**** GIVEN DATA ****

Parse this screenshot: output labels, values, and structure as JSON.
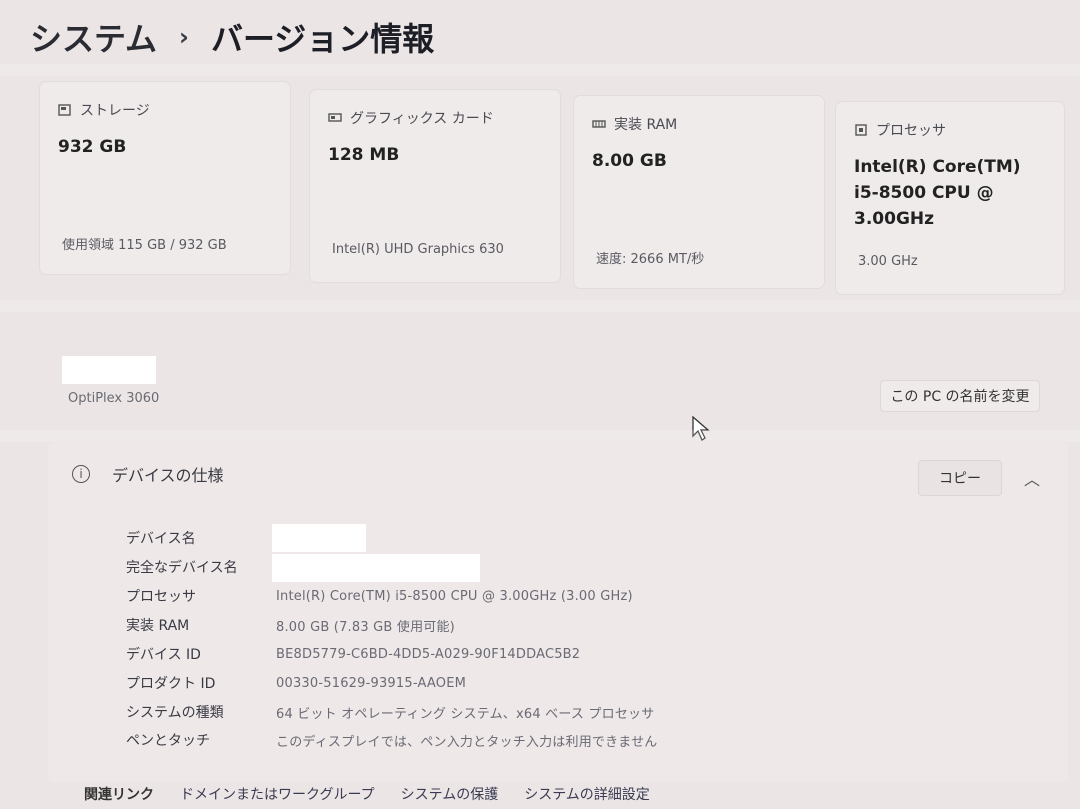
{
  "breadcrumb": {
    "root": "システム",
    "separator": "›",
    "current": "バージョン情報"
  },
  "cards": [
    {
      "icon": "storage-icon",
      "title": "ストレージ",
      "value": "932 GB",
      "detail": "使用領域 115 GB / 932 GB"
    },
    {
      "icon": "graphics-card-icon",
      "title": "グラフィックス カード",
      "value": "128 MB",
      "detail": "Intel(R) UHD Graphics 630"
    },
    {
      "icon": "ram-icon",
      "title": "実装 RAM",
      "value": "8.00 GB",
      "detail": "速度: 2666 MT/秒"
    },
    {
      "icon": "processor-icon",
      "title": "プロセッサ",
      "value": "Intel(R) Core(TM) i5-8500 CPU @ 3.00GHz",
      "detail": "3.00 GHz"
    }
  ],
  "device": {
    "model": "OptiPlex 3060",
    "rename_label": "この PC の名前を変更"
  },
  "specs": {
    "title": "デバイスの仕様",
    "copy_label": "コピー",
    "rows": [
      {
        "label": "デバイス名",
        "value": ""
      },
      {
        "label": "完全なデバイス名",
        "value": ""
      },
      {
        "label": "プロセッサ",
        "value": "Intel(R) Core(TM) i5-8500 CPU @ 3.00GHz (3.00 GHz)"
      },
      {
        "label": "実装 RAM",
        "value": "8.00 GB (7.83 GB 使用可能)"
      },
      {
        "label": "デバイス ID",
        "value": "BE8D5779-C6BD-4DD5-A029-90F14DDAC5B2"
      },
      {
        "label": "プロダクト ID",
        "value": "00330-51629-93915-AAOEM"
      },
      {
        "label": "システムの種類",
        "value": "64 ビット オペレーティング システム、x64 ベース プロセッサ"
      },
      {
        "label": "ペンとタッチ",
        "value": "このディスプレイでは、ペン入力とタッチ入力は利用できません"
      }
    ]
  },
  "related": {
    "title": "関連リンク",
    "links": [
      "ドメインまたはワークグループ",
      "システムの保護",
      "システムの詳細設定"
    ]
  }
}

****

§ YOUR INSTRUCTIONS
Find the lines containing "title" and list every one of them.

§ ANSWER IN FULL
      "title": "ストレージ",
      "title": "グラフィックス カード",
      "title": "実装 RAM",
      "title": "プロセッサ",
    "title": "デバイスの仕様",
    "title": "関連リンク",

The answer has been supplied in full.